■ What is required ■
Set down each entry from the block beneath, exactly as written.

■ Working data ■
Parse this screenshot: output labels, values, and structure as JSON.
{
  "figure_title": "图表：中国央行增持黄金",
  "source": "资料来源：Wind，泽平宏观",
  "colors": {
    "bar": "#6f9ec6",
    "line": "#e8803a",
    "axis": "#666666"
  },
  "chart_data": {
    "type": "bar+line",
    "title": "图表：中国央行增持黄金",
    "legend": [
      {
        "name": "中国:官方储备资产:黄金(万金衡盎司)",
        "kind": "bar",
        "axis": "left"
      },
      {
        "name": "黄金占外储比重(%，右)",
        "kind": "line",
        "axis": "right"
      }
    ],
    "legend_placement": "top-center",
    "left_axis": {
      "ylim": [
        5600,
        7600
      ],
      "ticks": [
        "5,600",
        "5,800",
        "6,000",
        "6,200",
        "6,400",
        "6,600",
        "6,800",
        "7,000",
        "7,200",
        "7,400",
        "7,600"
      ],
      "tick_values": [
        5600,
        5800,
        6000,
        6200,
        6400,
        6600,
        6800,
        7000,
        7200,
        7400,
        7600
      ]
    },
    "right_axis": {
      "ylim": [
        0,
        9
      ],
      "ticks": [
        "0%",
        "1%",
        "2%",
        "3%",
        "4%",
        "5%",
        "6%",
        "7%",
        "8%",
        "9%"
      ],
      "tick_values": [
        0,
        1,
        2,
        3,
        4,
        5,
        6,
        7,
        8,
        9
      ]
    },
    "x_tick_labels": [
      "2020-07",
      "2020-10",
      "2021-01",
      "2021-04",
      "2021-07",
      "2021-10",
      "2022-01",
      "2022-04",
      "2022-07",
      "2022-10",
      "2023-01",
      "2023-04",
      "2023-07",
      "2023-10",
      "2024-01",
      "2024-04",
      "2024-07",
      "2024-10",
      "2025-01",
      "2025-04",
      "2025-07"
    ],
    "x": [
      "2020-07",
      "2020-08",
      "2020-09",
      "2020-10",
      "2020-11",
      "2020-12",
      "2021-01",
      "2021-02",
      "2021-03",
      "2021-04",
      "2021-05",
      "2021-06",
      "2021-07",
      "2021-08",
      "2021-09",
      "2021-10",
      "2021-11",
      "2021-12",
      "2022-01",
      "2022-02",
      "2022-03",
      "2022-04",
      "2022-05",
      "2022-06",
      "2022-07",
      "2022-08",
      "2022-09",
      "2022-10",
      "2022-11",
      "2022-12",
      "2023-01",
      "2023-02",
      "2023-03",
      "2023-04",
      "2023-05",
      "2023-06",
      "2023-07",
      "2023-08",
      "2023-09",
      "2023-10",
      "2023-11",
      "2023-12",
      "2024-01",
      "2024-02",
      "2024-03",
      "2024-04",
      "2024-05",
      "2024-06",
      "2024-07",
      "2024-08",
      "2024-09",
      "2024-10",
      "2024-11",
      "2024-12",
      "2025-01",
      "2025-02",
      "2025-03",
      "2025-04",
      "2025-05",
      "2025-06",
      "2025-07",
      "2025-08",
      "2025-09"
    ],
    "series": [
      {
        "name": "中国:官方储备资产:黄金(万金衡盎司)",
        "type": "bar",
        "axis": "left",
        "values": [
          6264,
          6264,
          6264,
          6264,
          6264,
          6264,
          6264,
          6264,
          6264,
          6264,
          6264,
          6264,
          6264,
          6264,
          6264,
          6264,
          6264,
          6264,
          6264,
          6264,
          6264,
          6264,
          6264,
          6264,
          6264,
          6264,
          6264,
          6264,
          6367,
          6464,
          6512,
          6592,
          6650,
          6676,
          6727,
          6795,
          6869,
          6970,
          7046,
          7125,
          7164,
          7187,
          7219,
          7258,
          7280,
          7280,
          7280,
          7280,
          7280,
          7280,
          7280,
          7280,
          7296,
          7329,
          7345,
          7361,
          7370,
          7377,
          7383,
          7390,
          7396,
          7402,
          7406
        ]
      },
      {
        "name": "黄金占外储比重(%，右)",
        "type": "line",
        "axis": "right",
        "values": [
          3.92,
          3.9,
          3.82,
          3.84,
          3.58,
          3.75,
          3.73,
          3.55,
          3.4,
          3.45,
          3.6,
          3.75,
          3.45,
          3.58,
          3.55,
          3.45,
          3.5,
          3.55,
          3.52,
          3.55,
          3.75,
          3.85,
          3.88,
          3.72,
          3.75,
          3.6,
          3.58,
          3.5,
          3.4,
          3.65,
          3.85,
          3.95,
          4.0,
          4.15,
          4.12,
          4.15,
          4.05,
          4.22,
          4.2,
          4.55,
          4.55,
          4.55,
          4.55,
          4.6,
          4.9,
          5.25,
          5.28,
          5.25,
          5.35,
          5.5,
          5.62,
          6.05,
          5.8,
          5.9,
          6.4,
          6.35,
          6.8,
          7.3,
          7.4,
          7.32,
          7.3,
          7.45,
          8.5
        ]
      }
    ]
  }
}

■ Exercise solution ■
Parse this screenshot: output labels, values, and structure as JSON.
{
  "figure_title": "图表：中国央行增持黄金",
  "source": "资料来源：Wind，泽平宏观",
  "colors": {
    "bar": "#6f9ec6",
    "line": "#e8803a",
    "axis": "#666666"
  },
  "chart_data": {
    "type": "bar+line",
    "title": "图表：中国央行增持黄金",
    "legend": [
      {
        "name": "中国:官方储备资产:黄金(万金衡盎司)",
        "kind": "bar",
        "axis": "left"
      },
      {
        "name": "黄金占外储比重(%，右)",
        "kind": "line",
        "axis": "right"
      }
    ],
    "legend_placement": "top-center",
    "left_axis": {
      "ylim": [
        5600,
        7600
      ],
      "ticks": [
        "5,600",
        "5,800",
        "6,000",
        "6,200",
        "6,400",
        "6,600",
        "6,800",
        "7,000",
        "7,200",
        "7,400",
        "7,600"
      ],
      "tick_values": [
        5600,
        5800,
        6000,
        6200,
        6400,
        6600,
        6800,
        7000,
        7200,
        7400,
        7600
      ]
    },
    "right_axis": {
      "ylim": [
        0,
        9
      ],
      "ticks": [
        "0%",
        "1%",
        "2%",
        "3%",
        "4%",
        "5%",
        "6%",
        "7%",
        "8%",
        "9%"
      ],
      "tick_values": [
        0,
        1,
        2,
        3,
        4,
        5,
        6,
        7,
        8,
        9
      ]
    },
    "x_tick_labels": [
      "2020-07",
      "2020-10",
      "2021-01",
      "2021-04",
      "2021-07",
      "2021-10",
      "2022-01",
      "2022-04",
      "2022-07",
      "2022-10",
      "2023-01",
      "2023-04",
      "2023-07",
      "2023-10",
      "2024-01",
      "2024-04",
      "2024-07",
      "2024-10",
      "2025-01",
      "2025-04",
      "2025-07"
    ],
    "x": [
      "2020-07",
      "2020-08",
      "2020-09",
      "2020-10",
      "2020-11",
      "2020-12",
      "2021-01",
      "2021-02",
      "2021-03",
      "2021-04",
      "2021-05",
      "2021-06",
      "2021-07",
      "2021-08",
      "2021-09",
      "2021-10",
      "2021-11",
      "2021-12",
      "2022-01",
      "2022-02",
      "2022-03",
      "2022-04",
      "2022-05",
      "2022-06",
      "2022-07",
      "2022-08",
      "2022-09",
      "2022-10",
      "2022-11",
      "2022-12",
      "2023-01",
      "2023-02",
      "2023-03",
      "2023-04",
      "2023-05",
      "2023-06",
      "2023-07",
      "2023-08",
      "2023-09",
      "2023-10",
      "2023-11",
      "2023-12",
      "2024-01",
      "2024-02",
      "2024-03",
      "2024-04",
      "2024-05",
      "2024-06",
      "2024-07",
      "2024-08",
      "2024-09",
      "2024-10",
      "2024-11",
      "2024-12",
      "2025-01",
      "2025-02",
      "2025-03",
      "2025-04",
      "2025-05",
      "2025-06",
      "2025-07",
      "2025-08",
      "2025-09"
    ],
    "series": [
      {
        "name": "中国:官方储备资产:黄金(万金衡盎司)",
        "type": "bar",
        "axis": "left",
        "values": [
          6264,
          6264,
          6264,
          6264,
          6264,
          6264,
          6264,
          6264,
          6264,
          6264,
          6264,
          6264,
          6264,
          6264,
          6264,
          6264,
          6264,
          6264,
          6264,
          6264,
          6264,
          6264,
          6264,
          6264,
          6264,
          6264,
          6264,
          6264,
          6367,
          6464,
          6512,
          6592,
          6650,
          6676,
          6727,
          6795,
          6869,
          6970,
          7046,
          7125,
          7164,
          7187,
          7219,
          7258,
          7280,
          7280,
          7280,
          7280,
          7280,
          7280,
          7280,
          7280,
          7296,
          7329,
          7345,
          7361,
          7370,
          7377,
          7383,
          7390,
          7396,
          7402,
          7406
        ]
      },
      {
        "name": "黄金占外储比重(%，右)",
        "type": "line",
        "axis": "right",
        "values": [
          3.92,
          3.9,
          3.82,
          3.84,
          3.58,
          3.75,
          3.73,
          3.55,
          3.4,
          3.45,
          3.6,
          3.75,
          3.45,
          3.58,
          3.55,
          3.45,
          3.5,
          3.55,
          3.52,
          3.55,
          3.75,
          3.85,
          3.88,
          3.72,
          3.75,
          3.6,
          3.58,
          3.5,
          3.4,
          3.65,
          3.85,
          3.95,
          4.0,
          4.15,
          4.12,
          4.15,
          4.05,
          4.22,
          4.2,
          4.55,
          4.55,
          4.55,
          4.55,
          4.6,
          4.9,
          5.25,
          5.28,
          5.25,
          5.35,
          5.5,
          5.62,
          6.05,
          5.8,
          5.9,
          6.4,
          6.35,
          6.8,
          7.3,
          7.4,
          7.32,
          7.3,
          7.45,
          8.5
        ]
      }
    ]
  }
}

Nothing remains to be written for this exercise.